• _Stated problem_
Pick out each line with the word "default" from the material that follows.

• _Listed entries_
********************
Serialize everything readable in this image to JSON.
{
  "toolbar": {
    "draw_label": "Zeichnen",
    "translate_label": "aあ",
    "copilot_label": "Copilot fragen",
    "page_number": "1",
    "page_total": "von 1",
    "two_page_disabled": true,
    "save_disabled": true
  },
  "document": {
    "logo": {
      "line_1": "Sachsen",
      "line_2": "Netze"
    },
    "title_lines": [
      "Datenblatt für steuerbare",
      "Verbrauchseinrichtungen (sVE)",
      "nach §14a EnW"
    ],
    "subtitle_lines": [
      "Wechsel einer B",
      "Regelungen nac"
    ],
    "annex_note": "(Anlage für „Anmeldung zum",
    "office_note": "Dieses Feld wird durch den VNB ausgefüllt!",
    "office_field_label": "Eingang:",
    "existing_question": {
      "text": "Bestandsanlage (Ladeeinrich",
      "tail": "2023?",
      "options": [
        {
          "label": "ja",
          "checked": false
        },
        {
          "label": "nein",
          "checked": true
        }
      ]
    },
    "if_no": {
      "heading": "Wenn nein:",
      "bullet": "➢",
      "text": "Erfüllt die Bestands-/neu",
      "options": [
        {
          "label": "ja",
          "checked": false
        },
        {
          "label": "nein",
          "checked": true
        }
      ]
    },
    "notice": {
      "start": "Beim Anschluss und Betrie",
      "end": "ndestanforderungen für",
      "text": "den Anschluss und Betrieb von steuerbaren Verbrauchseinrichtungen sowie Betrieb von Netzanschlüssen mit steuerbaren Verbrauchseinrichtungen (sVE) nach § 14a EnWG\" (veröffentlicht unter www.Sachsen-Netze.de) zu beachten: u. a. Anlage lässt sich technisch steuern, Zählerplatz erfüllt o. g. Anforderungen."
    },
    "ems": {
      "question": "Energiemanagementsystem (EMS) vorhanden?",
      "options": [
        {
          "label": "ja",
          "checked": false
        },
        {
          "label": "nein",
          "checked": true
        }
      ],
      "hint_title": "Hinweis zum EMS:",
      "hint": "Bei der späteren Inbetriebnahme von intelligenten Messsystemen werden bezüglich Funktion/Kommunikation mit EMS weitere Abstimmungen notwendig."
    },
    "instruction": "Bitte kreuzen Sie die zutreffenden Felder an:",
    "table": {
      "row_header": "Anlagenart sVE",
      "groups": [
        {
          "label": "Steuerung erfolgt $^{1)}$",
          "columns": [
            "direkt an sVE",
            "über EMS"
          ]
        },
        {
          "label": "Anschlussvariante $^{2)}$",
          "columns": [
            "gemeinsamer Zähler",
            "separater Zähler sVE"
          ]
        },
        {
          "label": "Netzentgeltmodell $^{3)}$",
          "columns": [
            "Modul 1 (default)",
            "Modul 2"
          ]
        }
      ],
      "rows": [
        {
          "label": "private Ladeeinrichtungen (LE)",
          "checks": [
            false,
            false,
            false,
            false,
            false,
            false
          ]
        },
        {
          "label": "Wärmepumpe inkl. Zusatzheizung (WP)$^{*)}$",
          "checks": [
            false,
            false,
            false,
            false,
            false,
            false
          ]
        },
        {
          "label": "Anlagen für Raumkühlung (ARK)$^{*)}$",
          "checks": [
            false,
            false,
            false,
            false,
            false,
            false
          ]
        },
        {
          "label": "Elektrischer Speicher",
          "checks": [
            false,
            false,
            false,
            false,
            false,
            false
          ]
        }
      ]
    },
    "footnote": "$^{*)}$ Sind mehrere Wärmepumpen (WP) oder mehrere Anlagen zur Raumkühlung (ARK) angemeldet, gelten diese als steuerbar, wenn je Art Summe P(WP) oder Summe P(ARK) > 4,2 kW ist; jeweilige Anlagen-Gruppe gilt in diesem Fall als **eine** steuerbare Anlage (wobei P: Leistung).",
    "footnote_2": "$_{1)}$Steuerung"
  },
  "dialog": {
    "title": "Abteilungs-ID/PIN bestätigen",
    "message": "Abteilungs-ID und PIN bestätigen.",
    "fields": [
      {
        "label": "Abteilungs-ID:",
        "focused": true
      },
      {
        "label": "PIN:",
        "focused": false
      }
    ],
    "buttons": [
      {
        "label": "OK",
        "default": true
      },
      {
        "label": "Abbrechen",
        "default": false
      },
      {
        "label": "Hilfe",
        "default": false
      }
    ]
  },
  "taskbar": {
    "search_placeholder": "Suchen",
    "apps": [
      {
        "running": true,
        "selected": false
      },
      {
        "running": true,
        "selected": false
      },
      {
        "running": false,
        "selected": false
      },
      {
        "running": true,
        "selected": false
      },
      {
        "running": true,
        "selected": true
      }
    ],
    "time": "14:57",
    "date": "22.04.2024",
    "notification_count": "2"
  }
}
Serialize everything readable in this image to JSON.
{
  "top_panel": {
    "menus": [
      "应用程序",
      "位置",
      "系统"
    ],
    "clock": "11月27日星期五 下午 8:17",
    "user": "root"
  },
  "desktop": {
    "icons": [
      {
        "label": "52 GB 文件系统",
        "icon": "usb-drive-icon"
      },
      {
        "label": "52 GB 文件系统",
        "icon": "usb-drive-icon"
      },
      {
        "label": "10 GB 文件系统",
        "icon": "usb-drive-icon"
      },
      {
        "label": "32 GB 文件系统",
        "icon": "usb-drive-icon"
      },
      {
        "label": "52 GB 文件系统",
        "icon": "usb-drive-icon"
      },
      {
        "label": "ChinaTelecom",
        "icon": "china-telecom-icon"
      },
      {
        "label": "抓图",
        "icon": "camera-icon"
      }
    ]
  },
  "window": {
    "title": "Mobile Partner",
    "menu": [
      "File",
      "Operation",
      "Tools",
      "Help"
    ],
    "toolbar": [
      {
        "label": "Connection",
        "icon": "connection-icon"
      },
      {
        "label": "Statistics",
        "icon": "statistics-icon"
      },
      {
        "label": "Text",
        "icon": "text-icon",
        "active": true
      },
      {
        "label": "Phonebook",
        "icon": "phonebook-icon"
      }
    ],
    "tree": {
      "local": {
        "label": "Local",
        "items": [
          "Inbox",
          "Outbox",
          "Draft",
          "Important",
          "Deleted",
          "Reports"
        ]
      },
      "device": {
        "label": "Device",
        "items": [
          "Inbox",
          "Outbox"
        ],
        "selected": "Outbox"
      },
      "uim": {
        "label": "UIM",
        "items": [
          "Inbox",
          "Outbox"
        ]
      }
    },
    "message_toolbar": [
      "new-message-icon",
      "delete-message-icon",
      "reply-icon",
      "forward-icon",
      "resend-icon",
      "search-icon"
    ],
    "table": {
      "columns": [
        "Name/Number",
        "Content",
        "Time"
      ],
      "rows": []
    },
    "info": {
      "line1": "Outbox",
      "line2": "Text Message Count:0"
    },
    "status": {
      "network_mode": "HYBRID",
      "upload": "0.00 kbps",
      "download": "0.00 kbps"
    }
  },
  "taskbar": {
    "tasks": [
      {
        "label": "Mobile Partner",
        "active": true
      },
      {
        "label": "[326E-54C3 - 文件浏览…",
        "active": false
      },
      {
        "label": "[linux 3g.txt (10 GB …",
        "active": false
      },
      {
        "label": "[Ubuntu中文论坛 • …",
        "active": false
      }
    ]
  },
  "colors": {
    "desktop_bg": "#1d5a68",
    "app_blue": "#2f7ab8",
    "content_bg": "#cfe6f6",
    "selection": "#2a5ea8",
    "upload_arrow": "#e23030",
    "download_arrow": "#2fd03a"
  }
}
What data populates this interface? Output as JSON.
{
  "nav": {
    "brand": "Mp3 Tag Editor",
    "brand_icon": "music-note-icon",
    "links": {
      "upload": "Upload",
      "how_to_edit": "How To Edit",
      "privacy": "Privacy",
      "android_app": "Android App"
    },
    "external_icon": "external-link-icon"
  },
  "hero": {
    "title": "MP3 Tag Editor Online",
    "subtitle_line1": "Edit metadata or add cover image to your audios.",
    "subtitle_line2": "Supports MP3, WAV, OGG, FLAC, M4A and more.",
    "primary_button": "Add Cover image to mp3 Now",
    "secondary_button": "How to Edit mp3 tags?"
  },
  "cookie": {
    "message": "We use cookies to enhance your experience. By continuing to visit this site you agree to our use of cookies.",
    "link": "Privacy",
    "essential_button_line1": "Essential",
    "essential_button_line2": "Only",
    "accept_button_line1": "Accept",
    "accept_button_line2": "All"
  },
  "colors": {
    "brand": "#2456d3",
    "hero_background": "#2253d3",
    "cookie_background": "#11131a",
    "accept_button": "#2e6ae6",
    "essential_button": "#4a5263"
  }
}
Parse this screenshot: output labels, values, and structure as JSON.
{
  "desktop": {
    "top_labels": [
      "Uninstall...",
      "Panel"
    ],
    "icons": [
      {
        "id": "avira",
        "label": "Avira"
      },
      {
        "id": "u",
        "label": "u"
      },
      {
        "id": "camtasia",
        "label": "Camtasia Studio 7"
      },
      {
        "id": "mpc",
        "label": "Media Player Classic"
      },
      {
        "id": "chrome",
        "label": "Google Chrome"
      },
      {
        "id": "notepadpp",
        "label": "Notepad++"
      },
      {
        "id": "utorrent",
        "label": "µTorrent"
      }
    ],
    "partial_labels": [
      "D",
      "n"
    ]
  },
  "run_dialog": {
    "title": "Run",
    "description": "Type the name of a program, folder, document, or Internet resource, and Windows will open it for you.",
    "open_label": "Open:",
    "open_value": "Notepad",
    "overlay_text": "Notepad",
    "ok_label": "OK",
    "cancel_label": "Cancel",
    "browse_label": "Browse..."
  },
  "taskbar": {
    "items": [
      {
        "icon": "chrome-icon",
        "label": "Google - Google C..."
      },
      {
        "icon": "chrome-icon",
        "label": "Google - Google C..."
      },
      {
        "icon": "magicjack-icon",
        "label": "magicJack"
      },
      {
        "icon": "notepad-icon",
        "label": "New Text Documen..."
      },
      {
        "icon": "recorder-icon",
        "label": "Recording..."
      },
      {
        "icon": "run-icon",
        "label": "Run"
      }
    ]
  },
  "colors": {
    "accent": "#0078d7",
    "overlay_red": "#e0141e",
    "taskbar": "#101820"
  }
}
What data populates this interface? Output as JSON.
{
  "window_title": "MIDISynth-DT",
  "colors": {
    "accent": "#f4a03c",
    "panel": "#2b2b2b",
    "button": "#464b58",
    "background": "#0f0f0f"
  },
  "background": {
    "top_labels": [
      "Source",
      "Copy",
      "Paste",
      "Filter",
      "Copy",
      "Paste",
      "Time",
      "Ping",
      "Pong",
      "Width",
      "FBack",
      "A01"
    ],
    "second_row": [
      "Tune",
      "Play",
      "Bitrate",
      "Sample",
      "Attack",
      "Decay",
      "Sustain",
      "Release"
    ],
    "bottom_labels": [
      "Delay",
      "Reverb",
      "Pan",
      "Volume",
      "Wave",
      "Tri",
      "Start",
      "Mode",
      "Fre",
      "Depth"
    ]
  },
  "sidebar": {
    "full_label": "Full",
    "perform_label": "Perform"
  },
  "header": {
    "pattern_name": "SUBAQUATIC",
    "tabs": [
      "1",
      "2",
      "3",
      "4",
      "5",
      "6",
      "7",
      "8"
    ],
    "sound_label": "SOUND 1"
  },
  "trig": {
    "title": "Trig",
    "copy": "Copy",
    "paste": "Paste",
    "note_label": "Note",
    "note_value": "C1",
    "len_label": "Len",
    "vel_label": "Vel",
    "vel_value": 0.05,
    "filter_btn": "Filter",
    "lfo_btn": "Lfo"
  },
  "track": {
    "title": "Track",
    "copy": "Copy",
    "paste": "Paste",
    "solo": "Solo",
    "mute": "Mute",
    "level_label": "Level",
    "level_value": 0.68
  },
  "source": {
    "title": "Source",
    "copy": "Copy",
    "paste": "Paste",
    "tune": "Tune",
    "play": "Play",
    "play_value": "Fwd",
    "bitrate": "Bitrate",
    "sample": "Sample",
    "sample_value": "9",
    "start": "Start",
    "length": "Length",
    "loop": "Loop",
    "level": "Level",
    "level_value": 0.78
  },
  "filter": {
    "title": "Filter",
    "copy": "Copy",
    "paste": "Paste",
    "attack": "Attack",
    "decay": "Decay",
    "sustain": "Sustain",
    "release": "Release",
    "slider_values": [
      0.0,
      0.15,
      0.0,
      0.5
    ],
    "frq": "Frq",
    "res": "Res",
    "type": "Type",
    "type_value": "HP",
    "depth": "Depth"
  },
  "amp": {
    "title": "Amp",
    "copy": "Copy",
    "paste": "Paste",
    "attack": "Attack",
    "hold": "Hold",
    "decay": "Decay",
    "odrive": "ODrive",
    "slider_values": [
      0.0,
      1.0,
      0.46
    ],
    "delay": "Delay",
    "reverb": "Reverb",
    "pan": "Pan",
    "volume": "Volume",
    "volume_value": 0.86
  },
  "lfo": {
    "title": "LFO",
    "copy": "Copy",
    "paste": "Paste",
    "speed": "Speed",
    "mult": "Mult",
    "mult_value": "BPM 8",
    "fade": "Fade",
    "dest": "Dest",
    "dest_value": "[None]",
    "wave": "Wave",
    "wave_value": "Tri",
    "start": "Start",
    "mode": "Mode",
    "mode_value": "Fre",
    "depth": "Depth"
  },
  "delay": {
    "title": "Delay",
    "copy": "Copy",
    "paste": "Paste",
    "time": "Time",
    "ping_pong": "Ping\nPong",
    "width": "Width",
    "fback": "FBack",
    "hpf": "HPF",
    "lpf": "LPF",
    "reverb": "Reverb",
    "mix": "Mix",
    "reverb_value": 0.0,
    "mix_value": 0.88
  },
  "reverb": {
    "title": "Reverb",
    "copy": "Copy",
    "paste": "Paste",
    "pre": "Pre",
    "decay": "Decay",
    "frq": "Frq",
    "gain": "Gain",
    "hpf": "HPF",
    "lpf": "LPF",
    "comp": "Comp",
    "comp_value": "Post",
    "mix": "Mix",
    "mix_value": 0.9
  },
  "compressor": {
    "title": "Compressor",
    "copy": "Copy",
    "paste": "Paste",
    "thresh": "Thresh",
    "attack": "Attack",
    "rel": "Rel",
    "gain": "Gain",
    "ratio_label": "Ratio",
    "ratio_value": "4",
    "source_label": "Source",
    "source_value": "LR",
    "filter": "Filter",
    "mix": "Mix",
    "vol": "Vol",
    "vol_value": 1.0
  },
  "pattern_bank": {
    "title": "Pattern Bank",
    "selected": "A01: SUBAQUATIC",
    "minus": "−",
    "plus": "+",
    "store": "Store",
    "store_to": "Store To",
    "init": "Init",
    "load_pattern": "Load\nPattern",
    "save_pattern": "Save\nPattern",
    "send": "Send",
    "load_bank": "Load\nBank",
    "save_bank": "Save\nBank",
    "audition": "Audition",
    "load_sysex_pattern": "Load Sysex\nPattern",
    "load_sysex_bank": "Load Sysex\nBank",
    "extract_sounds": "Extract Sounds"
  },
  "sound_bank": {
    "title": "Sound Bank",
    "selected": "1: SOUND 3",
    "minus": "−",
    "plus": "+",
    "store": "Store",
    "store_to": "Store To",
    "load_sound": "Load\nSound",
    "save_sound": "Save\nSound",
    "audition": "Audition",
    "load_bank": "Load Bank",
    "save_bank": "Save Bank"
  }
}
********************
• _Complete output_
            "Modul 1 (default)",
        "default": true
        "default": false
        "default": false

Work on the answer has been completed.